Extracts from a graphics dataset
┄┄┄┄┄┄┄┄┄┄┄┄┄┄┄┄┄┄┄┄

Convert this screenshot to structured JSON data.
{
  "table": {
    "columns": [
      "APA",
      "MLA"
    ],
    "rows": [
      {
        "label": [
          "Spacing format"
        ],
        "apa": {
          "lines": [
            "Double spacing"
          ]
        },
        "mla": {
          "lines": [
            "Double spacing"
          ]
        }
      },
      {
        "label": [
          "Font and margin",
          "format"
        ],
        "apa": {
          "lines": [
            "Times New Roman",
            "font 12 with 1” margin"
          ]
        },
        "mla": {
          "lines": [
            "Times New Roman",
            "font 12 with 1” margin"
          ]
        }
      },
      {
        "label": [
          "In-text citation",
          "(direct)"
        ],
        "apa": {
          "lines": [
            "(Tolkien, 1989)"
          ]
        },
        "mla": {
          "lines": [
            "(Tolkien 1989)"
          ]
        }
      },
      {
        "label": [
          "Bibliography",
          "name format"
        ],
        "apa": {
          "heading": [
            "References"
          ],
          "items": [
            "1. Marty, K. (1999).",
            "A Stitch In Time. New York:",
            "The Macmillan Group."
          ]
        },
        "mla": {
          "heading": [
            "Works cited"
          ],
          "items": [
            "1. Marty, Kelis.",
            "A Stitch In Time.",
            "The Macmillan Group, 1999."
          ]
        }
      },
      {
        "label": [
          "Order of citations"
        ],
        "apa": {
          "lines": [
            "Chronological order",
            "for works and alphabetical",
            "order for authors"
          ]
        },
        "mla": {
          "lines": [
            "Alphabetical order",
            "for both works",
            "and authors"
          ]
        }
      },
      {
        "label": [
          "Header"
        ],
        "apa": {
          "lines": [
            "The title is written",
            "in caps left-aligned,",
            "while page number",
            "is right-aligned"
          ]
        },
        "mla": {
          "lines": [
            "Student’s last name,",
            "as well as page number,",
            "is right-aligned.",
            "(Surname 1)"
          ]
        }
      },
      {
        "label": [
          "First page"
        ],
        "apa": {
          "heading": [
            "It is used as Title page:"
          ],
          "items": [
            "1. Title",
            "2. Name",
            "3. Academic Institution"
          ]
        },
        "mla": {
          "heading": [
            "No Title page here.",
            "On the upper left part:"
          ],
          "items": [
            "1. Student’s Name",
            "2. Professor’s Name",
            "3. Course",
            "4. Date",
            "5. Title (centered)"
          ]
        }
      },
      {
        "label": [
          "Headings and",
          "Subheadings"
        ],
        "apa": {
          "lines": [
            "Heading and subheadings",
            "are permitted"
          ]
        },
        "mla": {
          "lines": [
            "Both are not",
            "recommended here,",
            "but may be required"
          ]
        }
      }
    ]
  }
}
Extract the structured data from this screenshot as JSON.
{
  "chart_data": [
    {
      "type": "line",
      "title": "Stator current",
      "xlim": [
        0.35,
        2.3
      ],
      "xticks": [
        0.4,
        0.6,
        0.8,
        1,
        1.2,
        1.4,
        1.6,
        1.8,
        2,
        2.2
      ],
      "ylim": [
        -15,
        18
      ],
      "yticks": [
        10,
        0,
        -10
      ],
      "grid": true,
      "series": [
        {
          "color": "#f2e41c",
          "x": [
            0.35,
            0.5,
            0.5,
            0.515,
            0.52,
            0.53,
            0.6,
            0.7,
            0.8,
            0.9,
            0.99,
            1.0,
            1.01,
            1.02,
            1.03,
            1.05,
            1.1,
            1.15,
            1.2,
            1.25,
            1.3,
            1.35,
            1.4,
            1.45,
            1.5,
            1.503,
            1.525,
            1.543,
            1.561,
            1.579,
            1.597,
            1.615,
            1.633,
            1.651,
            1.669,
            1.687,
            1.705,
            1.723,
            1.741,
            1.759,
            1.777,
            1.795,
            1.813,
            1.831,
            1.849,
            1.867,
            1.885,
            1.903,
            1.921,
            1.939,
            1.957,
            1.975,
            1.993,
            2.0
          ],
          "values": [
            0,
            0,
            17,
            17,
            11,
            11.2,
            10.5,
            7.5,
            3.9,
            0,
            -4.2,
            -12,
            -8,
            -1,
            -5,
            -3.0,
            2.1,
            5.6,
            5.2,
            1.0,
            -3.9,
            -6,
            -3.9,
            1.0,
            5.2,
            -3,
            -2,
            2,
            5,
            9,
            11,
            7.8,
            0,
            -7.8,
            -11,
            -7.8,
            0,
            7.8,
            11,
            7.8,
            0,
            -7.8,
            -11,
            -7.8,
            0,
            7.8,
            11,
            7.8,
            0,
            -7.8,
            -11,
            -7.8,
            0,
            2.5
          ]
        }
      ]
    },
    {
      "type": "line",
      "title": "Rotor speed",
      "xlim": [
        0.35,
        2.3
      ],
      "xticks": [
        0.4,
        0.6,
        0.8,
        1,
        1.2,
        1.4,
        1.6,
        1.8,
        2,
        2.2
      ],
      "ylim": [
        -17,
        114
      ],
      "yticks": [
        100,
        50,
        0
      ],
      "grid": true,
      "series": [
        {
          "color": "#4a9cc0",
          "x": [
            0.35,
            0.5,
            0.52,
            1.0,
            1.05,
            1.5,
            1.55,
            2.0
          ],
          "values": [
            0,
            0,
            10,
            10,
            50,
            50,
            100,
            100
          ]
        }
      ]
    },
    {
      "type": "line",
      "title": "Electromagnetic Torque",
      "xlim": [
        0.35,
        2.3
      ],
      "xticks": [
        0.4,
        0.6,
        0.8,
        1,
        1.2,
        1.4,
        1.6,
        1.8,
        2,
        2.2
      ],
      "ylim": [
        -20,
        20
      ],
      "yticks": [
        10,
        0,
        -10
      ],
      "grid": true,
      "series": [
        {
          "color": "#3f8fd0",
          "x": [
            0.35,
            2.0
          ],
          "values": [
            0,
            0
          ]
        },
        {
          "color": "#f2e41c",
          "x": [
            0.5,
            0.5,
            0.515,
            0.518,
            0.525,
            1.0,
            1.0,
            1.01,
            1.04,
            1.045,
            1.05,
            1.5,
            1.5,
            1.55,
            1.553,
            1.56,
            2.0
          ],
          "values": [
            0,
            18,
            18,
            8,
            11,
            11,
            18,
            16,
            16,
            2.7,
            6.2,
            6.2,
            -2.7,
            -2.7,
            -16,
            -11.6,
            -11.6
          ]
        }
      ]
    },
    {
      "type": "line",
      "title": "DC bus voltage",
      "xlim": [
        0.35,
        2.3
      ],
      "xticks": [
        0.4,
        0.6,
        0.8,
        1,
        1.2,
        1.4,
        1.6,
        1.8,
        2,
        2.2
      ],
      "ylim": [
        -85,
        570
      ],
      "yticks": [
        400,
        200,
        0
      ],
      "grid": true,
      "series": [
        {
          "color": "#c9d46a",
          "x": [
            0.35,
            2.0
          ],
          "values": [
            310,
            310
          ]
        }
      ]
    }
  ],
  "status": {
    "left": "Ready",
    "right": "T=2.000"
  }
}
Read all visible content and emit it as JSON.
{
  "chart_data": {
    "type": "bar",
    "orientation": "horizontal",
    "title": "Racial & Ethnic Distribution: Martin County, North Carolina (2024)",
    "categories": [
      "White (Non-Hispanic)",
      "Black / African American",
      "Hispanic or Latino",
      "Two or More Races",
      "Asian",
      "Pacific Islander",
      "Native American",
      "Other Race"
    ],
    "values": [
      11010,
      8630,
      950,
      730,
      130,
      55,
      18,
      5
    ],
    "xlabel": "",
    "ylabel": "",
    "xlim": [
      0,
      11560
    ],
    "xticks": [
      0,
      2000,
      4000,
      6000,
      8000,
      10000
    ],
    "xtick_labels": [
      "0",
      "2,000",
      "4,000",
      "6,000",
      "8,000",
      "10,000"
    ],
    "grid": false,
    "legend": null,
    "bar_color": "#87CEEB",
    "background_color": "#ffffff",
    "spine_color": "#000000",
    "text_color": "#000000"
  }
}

┄┄┄┄┄┄┄┄┄┄┄┄┄┄┄┄┄┄┄┄

All entries must be repeated verbatim.

Convert this screenshot to structured JSON data.
{
  "table": {
    "columns": [
      "APA",
      "MLA"
    ],
    "rows": [
      {
        "label": [
          "Spacing format"
        ],
        "apa": {
          "lines": [
            "Double spacing"
          ]
        },
        "mla": {
          "lines": [
            "Double spacing"
          ]
        }
      },
      {
        "label": [
          "Font and margin",
          "format"
        ],
        "apa": {
          "lines": [
            "Times New Roman",
            "font 12 with 1” margin"
          ]
        },
        "mla": {
          "lines": [
            "Times New Roman",
            "font 12 with 1” margin"
          ]
        }
      },
      {
        "label": [
          "In-text citation",
          "(direct)"
        ],
        "apa": {
          "lines": [
            "(Tolkien, 1989)"
          ]
        },
        "mla": {
          "lines": [
            "(Tolkien 1989)"
          ]
        }
      },
      {
        "label": [
          "Bibliography",
          "name format"
        ],
        "apa": {
          "heading": [
            "References"
          ],
          "items": [
            "1. Marty, K. (1999).",
            "A Stitch In Time. New York:",
            "The Macmillan Group."
          ]
        },
        "mla": {
          "heading": [
            "Works cited"
          ],
          "items": [
            "1. Marty, Kelis.",
            "A Stitch In Time.",
            "The Macmillan Group, 1999."
          ]
        }
      },
      {
        "label": [
          "Order of citations"
        ],
        "apa": {
          "lines": [
            "Chronological order",
            "for works and alphabetical",
            "order for authors"
          ]
        },
        "mla": {
          "lines": [
            "Alphabetical order",
            "for both works",
            "and authors"
          ]
        }
      },
      {
        "label": [
          "Header"
        ],
        "apa": {
          "lines": [
            "The title is written",
            "in caps left-aligned,",
            "while page number",
            "is right-aligned"
          ]
        },
        "mla": {
          "lines": [
            "Student’s last name,",
            "as well as page number,",
            "is right-aligned.",
            "(Surname 1)"
          ]
        }
      },
      {
        "label": [
          "First page"
        ],
        "apa": {
          "heading": [
            "It is used as Title page:"
          ],
          "items": [
            "1. Title",
            "2. Name",
            "3. Academic Institution"
          ]
        },
        "mla": {
          "heading": [
            "No Title page here.",
            "On the upper left part:"
          ],
          "items": [
            "1. Student’s Name",
            "2. Professor’s Name",
            "3. Course",
            "4. Date",
            "5. Title (centered)"
          ]
        }
      },
      {
        "label": [
          "Headings and",
          "Subheadings"
        ],
        "apa": {
          "lines": [
            "Heading and subheadings",
            "are permitted"
          ]
        },
        "mla": {
          "lines": [
            "Both are not",
            "recommended here,",
            "but may be required"
          ]
        }
      }
    ]
  }
}
Extract the structured data from this screenshot as JSON.
{
  "chart_data": [
    {
      "type": "line",
      "title": "Stator current",
      "xlim": [
        0.35,
        2.3
      ],
      "xticks": [
        0.4,
        0.6,
        0.8,
        1,
        1.2,
        1.4,
        1.6,
        1.8,
        2,
        2.2
      ],
      "ylim": [
        -15,
        18
      ],
      "yticks": [
        10,
        0,
        -10
      ],
      "grid": true,
      "series": [
        {
          "color": "#f2e41c",
          "x": [
            0.35,
            0.5,
            0.5,
            0.515,
            0.52,
            0.53,
            0.6,
            0.7,
            0.8,
            0.9,
            0.99,
            1.0,
            1.01,
            1.02,
            1.03,
            1.05,
            1.1,
            1.15,
            1.2,
            1.25,
            1.3,
            1.35,
            1.4,
            1.45,
            1.5,
            1.503,
            1.525,
            1.543,
            1.561,
            1.579,
            1.597,
            1.615,
            1.633,
            1.651,
            1.669,
            1.687,
            1.705,
            1.723,
            1.741,
            1.759,
            1.777,
            1.795,
            1.813,
            1.831,
            1.849,
            1.867,
            1.885,
            1.903,
            1.921,
            1.939,
            1.957,
            1.975,
            1.993,
            2.0
          ],
          "values": [
            0,
            0,
            17,
            17,
            11,
            11.2,
            10.5,
            7.5,
            3.9,
            0,
            -4.2,
            -12,
            -8,
            -1,
            -5,
            -3.0,
            2.1,
            5.6,
            5.2,
            1.0,
            -3.9,
            -6,
            -3.9,
            1.0,
            5.2,
            -3,
            -2,
            2,
            5,
            9,
            11,
            7.8,
            0,
            -7.8,
            -11,
            -7.8,
            0,
            7.8,
            11,
            7.8,
            0,
            -7.8,
            -11,
            -7.8,
            0,
            7.8,
            11,
            7.8,
            0,
            -7.8,
            -11,
            -7.8,
            0,
            2.5
          ]
        }
      ]
    },
    {
      "type": "line",
      "title": "Rotor speed",
      "xlim": [
        0.35,
        2.3
      ],
      "xticks": [
        0.4,
        0.6,
        0.8,
        1,
        1.2,
        1.4,
        1.6,
        1.8,
        2,
        2.2
      ],
      "ylim": [
        -17,
        114
      ],
      "yticks": [
        100,
        50,
        0
      ],
      "grid": true,
      "series": [
        {
          "color": "#4a9cc0",
          "x": [
            0.35,
            0.5,
            0.52,
            1.0,
            1.05,
            1.5,
            1.55,
            2.0
          ],
          "values": [
            0,
            0,
            10,
            10,
            50,
            50,
            100,
            100
          ]
        }
      ]
    },
    {
      "type": "line",
      "title": "Electromagnetic Torque",
      "xlim": [
        0.35,
        2.3
      ],
      "xticks": [
        0.4,
        0.6,
        0.8,
        1,
        1.2,
        1.4,
        1.6,
        1.8,
        2,
        2.2
      ],
      "ylim": [
        -20,
        20
      ],
      "yticks": [
        10,
        0,
        -10
      ],
      "grid": true,
      "series": [
        {
          "color": "#3f8fd0",
          "x": [
            0.35,
            2.0
          ],
          "values": [
            0,
            0
          ]
        },
        {
          "color": "#f2e41c",
          "x": [
            0.5,
            0.5,
            0.515,
            0.518,
            0.525,
            1.0,
            1.0,
            1.01,
            1.04,
            1.045,
            1.05,
            1.5,
            1.5,
            1.55,
            1.553,
            1.56,
            2.0
          ],
          "values": [
            0,
            18,
            18,
            8,
            11,
            11,
            18,
            16,
            16,
            2.7,
            6.2,
            6.2,
            -2.7,
            -2.7,
            -16,
            -11.6,
            -11.6
          ]
        }
      ]
    },
    {
      "type": "line",
      "title": "DC bus voltage",
      "xlim": [
        0.35,
        2.3
      ],
      "xticks": [
        0.4,
        0.6,
        0.8,
        1,
        1.2,
        1.4,
        1.6,
        1.8,
        2,
        2.2
      ],
      "ylim": [
        -85,
        570
      ],
      "yticks": [
        400,
        200,
        0
      ],
      "grid": true,
      "series": [
        {
          "color": "#c9d46a",
          "x": [
            0.35,
            2.0
          ],
          "values": [
            310,
            310
          ]
        }
      ]
    }
  ],
  "status": {
    "left": "Ready",
    "right": "T=2.000"
  }
}
Read all visible content and emit it as JSON.
{
  "chart_data": {
    "type": "bar",
    "orientation": "horizontal",
    "title": "Racial & Ethnic Distribution: Martin County, North Carolina (2024)",
    "categories": [
      "White (Non-Hispanic)",
      "Black / African American",
      "Hispanic or Latino",
      "Two or More Races",
      "Asian",
      "Pacific Islander",
      "Native American",
      "Other Race"
    ],
    "values": [
      11010,
      8630,
      950,
      730,
      130,
      55,
      18,
      5
    ],
    "xlabel": "",
    "ylabel": "",
    "xlim": [
      0,
      11560
    ],
    "xticks": [
      0,
      2000,
      4000,
      6000,
      8000,
      10000
    ],
    "xtick_labels": [
      "0",
      "2,000",
      "4,000",
      "6,000",
      "8,000",
      "10,000"
    ],
    "grid": false,
    "legend": null,
    "bar_color": "#87CEEB",
    "background_color": "#ffffff",
    "spine_color": "#000000",
    "text_color": "#000000"
  }
}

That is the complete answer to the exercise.